Obama Doesn’t Get It

by Victor Davis Hanson

National Review Online

President Obama came close, but he still just cannot admit that his radical policies and their effects on the economy are the cause of his devastating political rebuke. For most of his press conference, an oddly depressed Obama voted present, as he all but said that the problems are mostly ours, not his — or at least not his agenda but perhaps an occasional inadequate communication.

In clingers fashion, he once more is talking down to us, explaining that we confused his necessary solutions with a bogeyman increase in big government, and so typically, in fright and ignorance, lashed out at his party. He is claiming the outrage grew from the same frustration that elected him, rather than arising precisely because of him and his agenda. In short, we are angry because his EU-socialist agenda is progressing too slowly and hasn’t delivered as promised — as it will in time. Perhaps then we will thank him for his proper big-government, big-spending solution.

He seems bewildered (for the first time?) that his popularity as a campaign rhetorician did not last when he became responsible for actual governance. For most of the press conference, a humbled but deer-in-the-headlights Obama half-heartedly argued that the populist outrage against his own massive debt, huge wasteful government, and elitism was really outrage against the economy he inherited, an outrage that he shares. We don’t know it, the president hints, but we are still angry at the Bush years, and yesterday mistakenly took our wrath out on Obama’s methodical, albeit too slow, efforts at recovery. In short, there was little admission whatsoever that Obama’s message and the way he pushed it turned off millions — there was no repentant Clinton, circa autumn 1994, here; instead, a shocked Obama who seems hurt that we do not appreciate him.

========

• _To do_
Can you rewrite the passage of the Obama column between "In clingers fashion, he" and "big-government, big-spending solution.", inclusive, with "frustration" swapped for "discontent"?

========

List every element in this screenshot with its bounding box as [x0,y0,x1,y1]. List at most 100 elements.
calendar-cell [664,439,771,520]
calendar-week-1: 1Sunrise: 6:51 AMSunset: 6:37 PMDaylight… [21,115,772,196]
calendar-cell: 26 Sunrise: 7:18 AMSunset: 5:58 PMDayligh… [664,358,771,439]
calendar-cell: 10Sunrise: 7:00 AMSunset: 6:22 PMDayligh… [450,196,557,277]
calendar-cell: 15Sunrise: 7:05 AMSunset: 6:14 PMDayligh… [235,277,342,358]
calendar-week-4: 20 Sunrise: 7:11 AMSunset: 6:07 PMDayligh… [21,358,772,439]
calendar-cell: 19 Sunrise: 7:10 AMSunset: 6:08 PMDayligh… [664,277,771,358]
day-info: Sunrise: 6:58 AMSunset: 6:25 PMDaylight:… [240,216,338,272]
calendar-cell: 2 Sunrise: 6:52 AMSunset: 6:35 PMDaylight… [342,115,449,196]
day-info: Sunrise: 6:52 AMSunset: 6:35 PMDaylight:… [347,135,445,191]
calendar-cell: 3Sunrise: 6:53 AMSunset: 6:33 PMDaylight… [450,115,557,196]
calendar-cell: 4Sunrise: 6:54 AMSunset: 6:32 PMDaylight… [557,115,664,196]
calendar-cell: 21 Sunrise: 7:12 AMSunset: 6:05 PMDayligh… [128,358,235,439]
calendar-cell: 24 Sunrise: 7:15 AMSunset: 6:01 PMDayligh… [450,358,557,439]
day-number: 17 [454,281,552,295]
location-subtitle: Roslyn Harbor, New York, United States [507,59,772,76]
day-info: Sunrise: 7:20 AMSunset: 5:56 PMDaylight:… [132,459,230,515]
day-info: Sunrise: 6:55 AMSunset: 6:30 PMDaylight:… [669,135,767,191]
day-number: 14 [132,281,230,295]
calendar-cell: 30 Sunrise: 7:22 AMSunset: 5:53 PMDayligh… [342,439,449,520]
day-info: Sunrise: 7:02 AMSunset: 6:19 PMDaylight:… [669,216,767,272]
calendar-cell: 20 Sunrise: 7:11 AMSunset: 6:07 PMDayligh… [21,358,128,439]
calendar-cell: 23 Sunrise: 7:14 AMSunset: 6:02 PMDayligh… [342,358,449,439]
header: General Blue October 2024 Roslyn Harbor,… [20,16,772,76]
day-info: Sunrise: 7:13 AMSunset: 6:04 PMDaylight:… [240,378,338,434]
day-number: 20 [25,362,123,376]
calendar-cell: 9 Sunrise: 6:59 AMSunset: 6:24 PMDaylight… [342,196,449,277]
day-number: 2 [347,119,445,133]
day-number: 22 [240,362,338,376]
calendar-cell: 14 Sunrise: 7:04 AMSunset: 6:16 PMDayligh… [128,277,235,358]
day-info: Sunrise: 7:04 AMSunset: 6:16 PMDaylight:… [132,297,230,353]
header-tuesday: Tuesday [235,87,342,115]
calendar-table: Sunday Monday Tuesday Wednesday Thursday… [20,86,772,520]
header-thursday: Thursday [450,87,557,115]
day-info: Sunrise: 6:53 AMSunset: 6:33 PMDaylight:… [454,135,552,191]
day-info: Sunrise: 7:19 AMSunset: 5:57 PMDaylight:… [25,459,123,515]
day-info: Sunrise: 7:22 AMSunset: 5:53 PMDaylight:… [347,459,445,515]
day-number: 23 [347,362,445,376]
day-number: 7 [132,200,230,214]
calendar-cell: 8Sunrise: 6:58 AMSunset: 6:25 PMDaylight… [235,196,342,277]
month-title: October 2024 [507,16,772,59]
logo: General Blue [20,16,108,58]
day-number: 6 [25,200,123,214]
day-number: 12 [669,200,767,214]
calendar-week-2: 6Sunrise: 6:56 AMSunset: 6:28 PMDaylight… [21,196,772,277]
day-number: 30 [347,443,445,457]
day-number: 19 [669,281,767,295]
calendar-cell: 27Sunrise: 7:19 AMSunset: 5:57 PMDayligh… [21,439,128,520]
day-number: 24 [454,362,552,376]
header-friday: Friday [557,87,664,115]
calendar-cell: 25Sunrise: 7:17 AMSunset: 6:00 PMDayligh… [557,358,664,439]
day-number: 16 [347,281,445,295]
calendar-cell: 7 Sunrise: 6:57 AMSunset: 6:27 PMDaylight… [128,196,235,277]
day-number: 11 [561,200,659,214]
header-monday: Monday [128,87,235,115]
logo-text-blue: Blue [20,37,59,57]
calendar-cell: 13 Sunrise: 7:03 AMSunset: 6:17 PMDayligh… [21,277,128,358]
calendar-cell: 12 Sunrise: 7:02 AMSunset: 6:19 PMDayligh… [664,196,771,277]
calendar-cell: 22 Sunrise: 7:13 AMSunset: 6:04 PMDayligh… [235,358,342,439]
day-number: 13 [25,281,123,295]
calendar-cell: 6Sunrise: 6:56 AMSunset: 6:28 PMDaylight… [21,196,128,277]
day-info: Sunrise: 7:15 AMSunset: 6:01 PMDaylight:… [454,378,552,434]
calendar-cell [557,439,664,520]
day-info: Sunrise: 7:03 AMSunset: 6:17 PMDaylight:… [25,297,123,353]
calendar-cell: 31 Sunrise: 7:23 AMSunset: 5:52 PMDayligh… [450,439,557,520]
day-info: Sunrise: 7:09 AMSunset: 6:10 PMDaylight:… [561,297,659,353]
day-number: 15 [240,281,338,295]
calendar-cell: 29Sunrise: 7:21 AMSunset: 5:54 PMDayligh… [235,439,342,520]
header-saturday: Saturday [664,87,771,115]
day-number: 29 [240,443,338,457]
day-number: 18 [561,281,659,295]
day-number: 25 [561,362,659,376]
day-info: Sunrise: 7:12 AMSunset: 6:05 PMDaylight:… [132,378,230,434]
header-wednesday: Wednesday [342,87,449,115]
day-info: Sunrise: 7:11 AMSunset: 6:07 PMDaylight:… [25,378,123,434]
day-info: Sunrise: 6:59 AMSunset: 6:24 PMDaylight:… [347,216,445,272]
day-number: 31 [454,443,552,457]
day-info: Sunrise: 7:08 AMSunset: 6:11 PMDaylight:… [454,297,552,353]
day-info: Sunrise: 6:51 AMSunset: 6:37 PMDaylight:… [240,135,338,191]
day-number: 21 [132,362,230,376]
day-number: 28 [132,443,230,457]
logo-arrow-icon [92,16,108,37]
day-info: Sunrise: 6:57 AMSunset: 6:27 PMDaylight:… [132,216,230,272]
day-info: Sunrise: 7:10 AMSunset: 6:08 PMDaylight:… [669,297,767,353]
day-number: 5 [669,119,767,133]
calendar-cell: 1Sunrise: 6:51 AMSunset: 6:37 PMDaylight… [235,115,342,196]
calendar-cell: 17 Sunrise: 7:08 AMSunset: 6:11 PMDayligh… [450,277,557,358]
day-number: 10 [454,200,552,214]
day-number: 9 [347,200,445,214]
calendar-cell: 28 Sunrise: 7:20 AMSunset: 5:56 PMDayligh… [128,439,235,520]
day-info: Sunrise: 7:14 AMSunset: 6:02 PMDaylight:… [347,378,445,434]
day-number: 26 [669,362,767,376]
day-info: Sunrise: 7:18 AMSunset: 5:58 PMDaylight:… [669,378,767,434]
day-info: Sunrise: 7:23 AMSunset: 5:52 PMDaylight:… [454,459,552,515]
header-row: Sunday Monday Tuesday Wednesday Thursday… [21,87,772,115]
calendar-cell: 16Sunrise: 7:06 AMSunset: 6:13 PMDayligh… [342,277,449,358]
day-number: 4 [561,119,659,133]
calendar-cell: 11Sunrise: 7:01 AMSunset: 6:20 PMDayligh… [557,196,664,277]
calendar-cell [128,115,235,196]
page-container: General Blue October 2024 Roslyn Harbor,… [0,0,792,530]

========

• _Task answer_
In clingers fashion, he once more is talking down to us, explaining that we confused his necessary solutions with a bogeyman increase in big government, and so typically, in fright and ignorance, lashed out at his party. He is claiming the outrage grew from the same discontent that elected him, rather than arising precisely because of him and his agenda. In short, we are angry because his EU-socialist agenda is progressing too slowly and hasn’t delivered as promised — as it will in time. Perhaps then we will thank him for his proper big-government, big-spending solution.